El Rati Horror Show devela otra terrible injusticia, la de un hombre condenado a treinta años de prisión por una causa que, a la luz de las evidencias que Piñeyro pone en consideración del espectador, fue absolutamente fraguada por las fuerzas policiales con la complicidad del poder judicial, para ocultar la mala praxis de miembros de una comisaría de la Federal en Buenos Aires. El sonado caso, por el que fue condenado un hombre sin antecedentes llamado Fernando Carrera, y que fue conocido televisivamente como la “masacre de Pompeya”, tuvo tres víctimas fatales atropelladas por el auto que conducía Carrera y luego él mismo fue baleado con dieciocho disparos de los cuales ocho impactaron en su cuerpo.

En el juicio, la defensa de Carrera dijo que éste llevó por delante a las personas porque había recibido un disparo y perdió el control del vehículo. Los policías de civil que lo perseguían en un viejo auto también de civil y que le dispararon una vez que el auto chocó contra otro por una calle en contramano aseguran que la herida la recibió después y que perseguían a Carrera porque había cometido un robo. El acusado sostuvo que corría porque creyó que querían robarle luego que le dispararan y lo hirieran en la mandíbula. La hipótesis de los defensores de este hombre es lo que el film de Piñeyro se propone demostrar, que la causa fue armada por la Policía.

## Datos de entrada
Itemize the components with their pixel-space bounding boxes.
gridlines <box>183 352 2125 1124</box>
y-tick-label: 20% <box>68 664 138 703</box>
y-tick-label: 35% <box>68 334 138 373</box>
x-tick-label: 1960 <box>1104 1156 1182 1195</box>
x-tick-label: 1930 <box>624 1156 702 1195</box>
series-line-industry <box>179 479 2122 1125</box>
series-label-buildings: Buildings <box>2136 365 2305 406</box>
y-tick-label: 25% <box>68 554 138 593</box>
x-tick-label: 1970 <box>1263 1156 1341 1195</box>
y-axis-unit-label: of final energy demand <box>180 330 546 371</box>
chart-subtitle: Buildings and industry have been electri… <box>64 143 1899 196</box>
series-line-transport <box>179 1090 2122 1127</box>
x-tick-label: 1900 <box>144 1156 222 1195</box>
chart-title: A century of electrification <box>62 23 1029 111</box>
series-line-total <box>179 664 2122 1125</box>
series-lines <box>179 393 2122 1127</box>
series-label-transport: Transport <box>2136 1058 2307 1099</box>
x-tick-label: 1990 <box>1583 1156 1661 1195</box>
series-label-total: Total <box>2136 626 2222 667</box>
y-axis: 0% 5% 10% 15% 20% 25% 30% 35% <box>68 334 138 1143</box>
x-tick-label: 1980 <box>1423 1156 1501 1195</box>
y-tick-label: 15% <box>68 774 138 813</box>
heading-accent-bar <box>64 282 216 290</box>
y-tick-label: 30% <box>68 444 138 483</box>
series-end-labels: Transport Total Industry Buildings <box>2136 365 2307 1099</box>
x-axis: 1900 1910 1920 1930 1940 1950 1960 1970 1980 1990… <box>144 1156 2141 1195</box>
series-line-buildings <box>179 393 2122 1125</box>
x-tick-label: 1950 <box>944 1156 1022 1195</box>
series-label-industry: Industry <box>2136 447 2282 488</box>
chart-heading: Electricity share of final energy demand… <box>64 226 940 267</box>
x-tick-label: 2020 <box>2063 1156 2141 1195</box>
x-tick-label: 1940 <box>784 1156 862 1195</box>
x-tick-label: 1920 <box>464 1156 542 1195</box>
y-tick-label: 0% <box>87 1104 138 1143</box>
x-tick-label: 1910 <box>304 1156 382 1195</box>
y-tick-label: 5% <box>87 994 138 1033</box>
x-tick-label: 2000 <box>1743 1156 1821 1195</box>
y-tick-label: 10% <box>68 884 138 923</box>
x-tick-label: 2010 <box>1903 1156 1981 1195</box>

## Comprueba tu comprensión
A - En el texto sobre el film de Piñeyro, ¿cómo explicó la defensa de Carrera en el juicio que él atropellara a las personas?
B - Contesta con datos del texto sobre el film de Piñeyro:
(i) ¿A cuántos años de prisión fue condenado el hombre?
(ii) ¿Cuántos de los dieciocho disparos impactaron en el cuerpo de Carrera?
(iii) Según el acusado, ¿en qué parte del cuerpo lo hirieron antes de que corriera?
C - Renombra a "Carrera" como "Fernando Carrera" y escribe de nuevo el texto sobre el film de Piñeyro desde "En el juicio, la" hasta "por la Policía.".

## Respuestas en orden
A - La defensa dijo que Carrera había recibido un disparo y, por eso, perdió el control del vehículo y llevó por delante a las personas.

B -
(i) A treinta años.
(ii) Ocho.
(iii) En la mandíbula.

C -
En el juicio, la defensa de Fernando Carrera dijo que éste llevó por delante a las personas porque había recibido un disparo y perdió el control del vehículo. Los policías de civil que lo perseguían en un viejo auto también de civil y que le dispararon una vez que el auto chocó contra otro por una calle en contramano aseguran que la herida la recibió después y que perseguían a Fernando Carrera porque había cometido un robo. El acusado sostuvo que corría porque creyó que querían robarle luego que le dispararan y lo hirieran en la mandíbula. La hipótesis de los defensores de este hombre es lo que el film de Piñeyro se propone demostrar, que la causa fue armada por la Policía.